[Recorded data]
"""

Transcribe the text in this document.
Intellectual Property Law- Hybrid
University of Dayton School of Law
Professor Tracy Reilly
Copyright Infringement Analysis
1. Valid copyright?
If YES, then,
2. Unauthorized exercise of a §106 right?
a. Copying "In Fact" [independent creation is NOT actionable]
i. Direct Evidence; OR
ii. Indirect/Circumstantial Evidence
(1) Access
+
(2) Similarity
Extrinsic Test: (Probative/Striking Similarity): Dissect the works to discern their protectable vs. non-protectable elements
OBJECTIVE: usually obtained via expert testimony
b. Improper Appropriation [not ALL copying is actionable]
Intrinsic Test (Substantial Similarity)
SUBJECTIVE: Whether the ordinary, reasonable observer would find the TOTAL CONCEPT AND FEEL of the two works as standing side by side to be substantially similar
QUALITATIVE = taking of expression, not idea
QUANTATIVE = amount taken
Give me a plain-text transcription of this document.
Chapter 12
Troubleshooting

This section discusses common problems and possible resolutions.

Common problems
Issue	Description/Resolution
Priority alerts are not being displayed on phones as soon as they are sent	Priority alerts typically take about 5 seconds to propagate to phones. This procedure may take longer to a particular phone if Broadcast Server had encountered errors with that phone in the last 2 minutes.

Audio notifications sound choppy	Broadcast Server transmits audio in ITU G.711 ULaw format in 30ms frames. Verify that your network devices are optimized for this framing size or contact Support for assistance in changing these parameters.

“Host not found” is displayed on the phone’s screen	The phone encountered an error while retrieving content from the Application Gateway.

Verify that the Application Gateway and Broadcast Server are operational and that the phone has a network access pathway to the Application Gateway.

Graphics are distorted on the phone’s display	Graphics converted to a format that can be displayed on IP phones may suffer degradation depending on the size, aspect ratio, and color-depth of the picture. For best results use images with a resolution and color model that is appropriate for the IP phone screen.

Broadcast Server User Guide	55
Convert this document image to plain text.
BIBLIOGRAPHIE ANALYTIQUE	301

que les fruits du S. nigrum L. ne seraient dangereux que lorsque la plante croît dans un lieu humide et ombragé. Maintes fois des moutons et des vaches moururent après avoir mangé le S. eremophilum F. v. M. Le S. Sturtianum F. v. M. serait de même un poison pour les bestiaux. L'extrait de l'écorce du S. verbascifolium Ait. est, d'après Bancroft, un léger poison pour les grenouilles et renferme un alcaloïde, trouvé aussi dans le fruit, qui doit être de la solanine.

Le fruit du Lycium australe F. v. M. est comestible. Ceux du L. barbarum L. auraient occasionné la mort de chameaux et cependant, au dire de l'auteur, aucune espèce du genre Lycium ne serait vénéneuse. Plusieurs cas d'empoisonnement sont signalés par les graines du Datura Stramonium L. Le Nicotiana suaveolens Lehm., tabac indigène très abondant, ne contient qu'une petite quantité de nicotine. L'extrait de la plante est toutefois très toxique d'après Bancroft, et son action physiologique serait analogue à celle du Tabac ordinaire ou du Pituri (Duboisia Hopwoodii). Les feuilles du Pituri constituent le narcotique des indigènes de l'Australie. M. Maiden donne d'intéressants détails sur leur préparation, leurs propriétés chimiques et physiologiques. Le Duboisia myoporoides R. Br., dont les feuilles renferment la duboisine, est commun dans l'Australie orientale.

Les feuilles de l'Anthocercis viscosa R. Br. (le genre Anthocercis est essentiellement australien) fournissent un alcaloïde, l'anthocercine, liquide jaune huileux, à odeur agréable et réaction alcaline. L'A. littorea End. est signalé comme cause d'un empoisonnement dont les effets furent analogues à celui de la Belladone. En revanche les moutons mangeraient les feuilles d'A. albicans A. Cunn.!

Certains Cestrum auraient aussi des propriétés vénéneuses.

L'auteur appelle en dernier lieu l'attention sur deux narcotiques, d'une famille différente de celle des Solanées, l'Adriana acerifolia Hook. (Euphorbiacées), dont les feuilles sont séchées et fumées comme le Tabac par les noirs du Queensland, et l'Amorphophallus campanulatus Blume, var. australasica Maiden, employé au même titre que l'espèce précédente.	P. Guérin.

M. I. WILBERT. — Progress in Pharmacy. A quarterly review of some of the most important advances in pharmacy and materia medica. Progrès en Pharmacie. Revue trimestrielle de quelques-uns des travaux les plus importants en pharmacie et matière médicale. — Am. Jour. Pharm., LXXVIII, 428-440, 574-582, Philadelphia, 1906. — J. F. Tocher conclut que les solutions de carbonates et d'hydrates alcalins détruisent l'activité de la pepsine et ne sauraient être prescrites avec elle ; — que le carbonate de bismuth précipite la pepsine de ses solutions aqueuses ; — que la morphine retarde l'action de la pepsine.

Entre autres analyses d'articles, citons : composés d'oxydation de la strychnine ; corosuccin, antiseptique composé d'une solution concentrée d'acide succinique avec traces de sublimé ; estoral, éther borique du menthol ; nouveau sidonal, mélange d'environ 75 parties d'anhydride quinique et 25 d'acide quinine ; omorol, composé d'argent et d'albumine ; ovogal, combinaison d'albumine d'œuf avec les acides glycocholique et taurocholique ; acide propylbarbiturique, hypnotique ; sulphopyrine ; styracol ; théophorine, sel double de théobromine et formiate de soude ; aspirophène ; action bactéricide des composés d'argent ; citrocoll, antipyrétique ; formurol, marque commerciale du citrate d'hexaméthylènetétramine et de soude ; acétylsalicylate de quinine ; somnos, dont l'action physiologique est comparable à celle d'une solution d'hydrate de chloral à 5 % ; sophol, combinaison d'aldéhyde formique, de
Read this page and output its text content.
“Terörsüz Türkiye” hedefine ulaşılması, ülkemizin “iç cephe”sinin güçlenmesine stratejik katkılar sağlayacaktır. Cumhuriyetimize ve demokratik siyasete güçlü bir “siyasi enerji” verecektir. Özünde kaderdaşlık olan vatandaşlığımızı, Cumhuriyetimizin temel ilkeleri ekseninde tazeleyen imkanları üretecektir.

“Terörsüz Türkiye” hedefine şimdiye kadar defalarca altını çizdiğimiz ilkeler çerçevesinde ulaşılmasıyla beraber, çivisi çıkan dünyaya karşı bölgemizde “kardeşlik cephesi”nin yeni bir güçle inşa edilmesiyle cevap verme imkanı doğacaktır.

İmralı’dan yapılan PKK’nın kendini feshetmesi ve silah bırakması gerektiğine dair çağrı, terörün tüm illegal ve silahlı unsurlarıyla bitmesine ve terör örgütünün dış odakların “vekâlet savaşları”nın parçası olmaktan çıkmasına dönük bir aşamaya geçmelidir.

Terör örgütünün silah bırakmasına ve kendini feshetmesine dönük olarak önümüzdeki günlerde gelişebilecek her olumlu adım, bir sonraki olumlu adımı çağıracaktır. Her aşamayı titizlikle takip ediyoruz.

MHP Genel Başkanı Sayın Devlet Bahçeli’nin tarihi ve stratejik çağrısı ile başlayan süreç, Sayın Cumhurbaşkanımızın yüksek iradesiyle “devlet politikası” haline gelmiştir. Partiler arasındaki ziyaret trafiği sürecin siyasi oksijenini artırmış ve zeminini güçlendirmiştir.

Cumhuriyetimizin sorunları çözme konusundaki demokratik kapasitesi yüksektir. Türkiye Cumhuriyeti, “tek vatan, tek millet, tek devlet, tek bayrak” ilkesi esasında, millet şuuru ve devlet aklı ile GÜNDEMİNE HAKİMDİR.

"""

- **Problem to work on**:
From the data above, copy each line that has the string "dans".

- **Solution below**:
que les fruits du S. nigrum L. ne seraient dangereux que lorsque la plante croît dans un lieu humide et ombragé. Maintes fois des moutons et des vaches moururent après avoir mangé le S. eremophilum F. v. M. Le S. Sturtianum F. v. M. serait de même un poison pour les bestiaux. L'extrait de l'écorce du S. verbascifolium Ait. est, d'après Bancroft, un léger poison pour les grenouilles et renferme un alcaloïde, trouvé aussi dans le fruit, qui doit être de la solanine.
Le fruit du Lycium australe F. v. M. est comestible. Ceux du L. barbarum L. auraient occasionné la mort de chameaux et cependant, au dire de l'auteur, aucune espèce du genre Lycium ne serait vénéneuse. Plusieurs cas d'empoisonnement sont signalés par les graines du Datura Stramonium L. Le Nicotiana suaveolens Lehm., tabac indigène très abondant, ne contient qu'une petite quantité de nicotine. L'extrait de la plante est toutefois très toxique d'après Bancroft, et son action physiologique serait analogue à celle du Tabac ordinaire ou du Pituri (Duboisia Hopwoodii). Les feuilles du Pituri constituent le narcotique des indigènes de l'Australie. M. Maiden donne d'intéressants détails sur leur préparation, leurs propriétés chimiques et physiologiques. Le Duboisia myoporoides R. Br., dont les feuilles renferment la duboisine, est commun dans l'Australie orientale.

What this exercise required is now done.